Compile every line that includes the word "record".

-=-=-=-=-

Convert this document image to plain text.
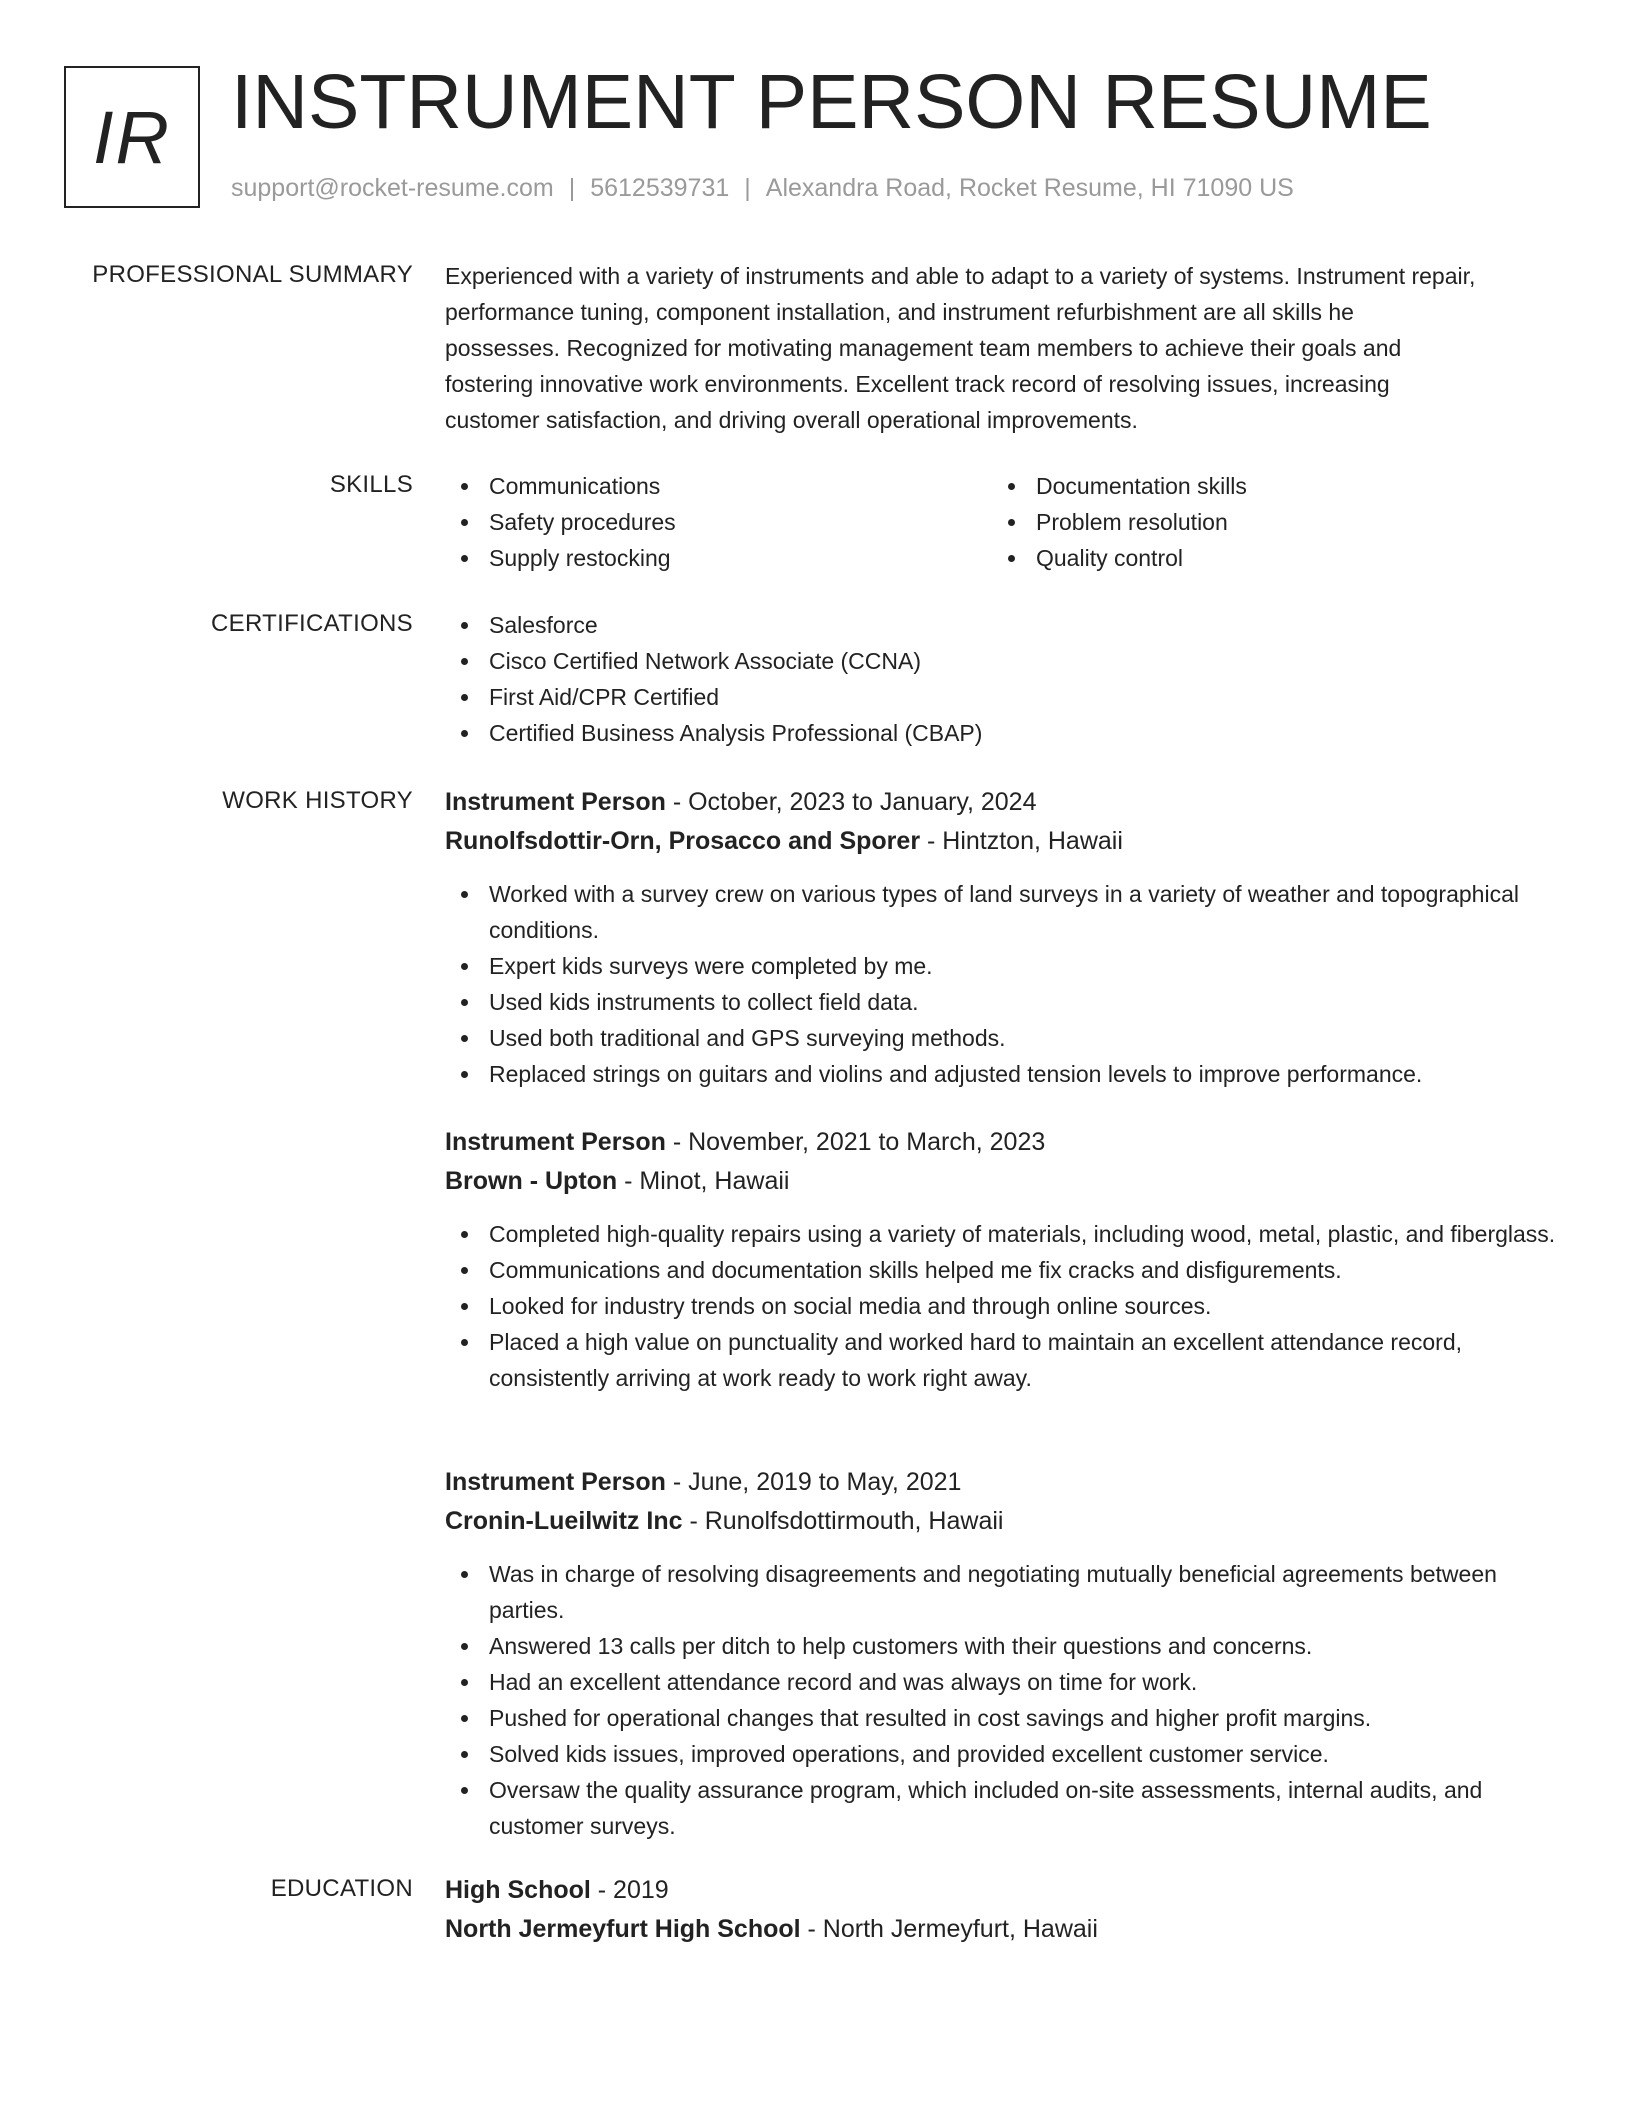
IR INSTRUMENT PERSON RESUME
support@rocket-resume.com | 5612539731 | Alexandra Road, Rocket Resume, HI 71090 US
PROFESSIONAL SUMMARY Experienced with a variety of instruments and able to adapt to a variety of systems. Instrument repair,
performance tuning, component installation, and instrument refurbishment are all skills he
possesses. Recognized for motivating management team members to achieve their goals and
fostering innovative work environments. Excellent track record of resolving issues, increasing
customer satisfaction, and driving overall operational improvements.
SKILLS	Communications
Safety procedures
Supply restocking
Documentation skills
Problem resolution
Quality control
CERTIFICATIONS	Salesforce
Cisco Certified Network Associate (CCNA)
First Aid/CPR Certified
Certified Business Analysis Professional (CBAP)
WORK HISTORY Instrument Person - October, 2023 to January, 2024
Runolfsdottir-Orn, Prosacco and Sporer - Hintzton, Hawaii
Worked with a survey crew on various types of land surveys in a variety of weather and topographical conditions.
Expert kids surveys were completed by me.
Used kids instruments to collect field data.
Used both traditional and GPS surveying methods.
Replaced strings on guitars and violins and adjusted tension levels to improve performance.
Instrument Person - November, 2021 to March, 2023
Brown - Upton - Minot, Hawaii
Completed high-quality repairs using a variety of materials, including wood, metal, plastic, and fiberglass.
Communications and documentation skills helped me fix cracks and disfigurements.
Looked for industry trends on social media and through online sources.
Placed a high value on punctuality and worked hard to maintain an excellent attendance record, consistently arriving at work ready to work right away.
Instrument Person - June, 2019 to May, 2021
Cronin-Lueilwitz Inc - Runolfsdottirmouth, Hawaii
Was in charge of resolving disagreements and negotiating mutually beneficial agreements between parties.
Answered 13 calls per ditch to help customers with their questions and concerns.
Had an excellent attendance record and was always on time for work.
Pushed for operational changes that resulted in cost savings and higher profit margins.
Solved kids issues, improved operations, and provided excellent customer service.
Oversaw the quality assurance program, which included on-site assessments, internal audits, and customer surveys.
EDUCATION High School - 2019
North Jermeyfurt High School - North Jermeyfurt, Hawaii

-=-=-=-=-

**WRITTEN ANSWER:**
fostering innovative work environments. Excellent track record of resolving issues, increasing
Placed a high value on punctuality and worked hard to maintain an excellent attendance record, consistently arriving at work ready to work right away.
Had an excellent attendance record and was always on time for work.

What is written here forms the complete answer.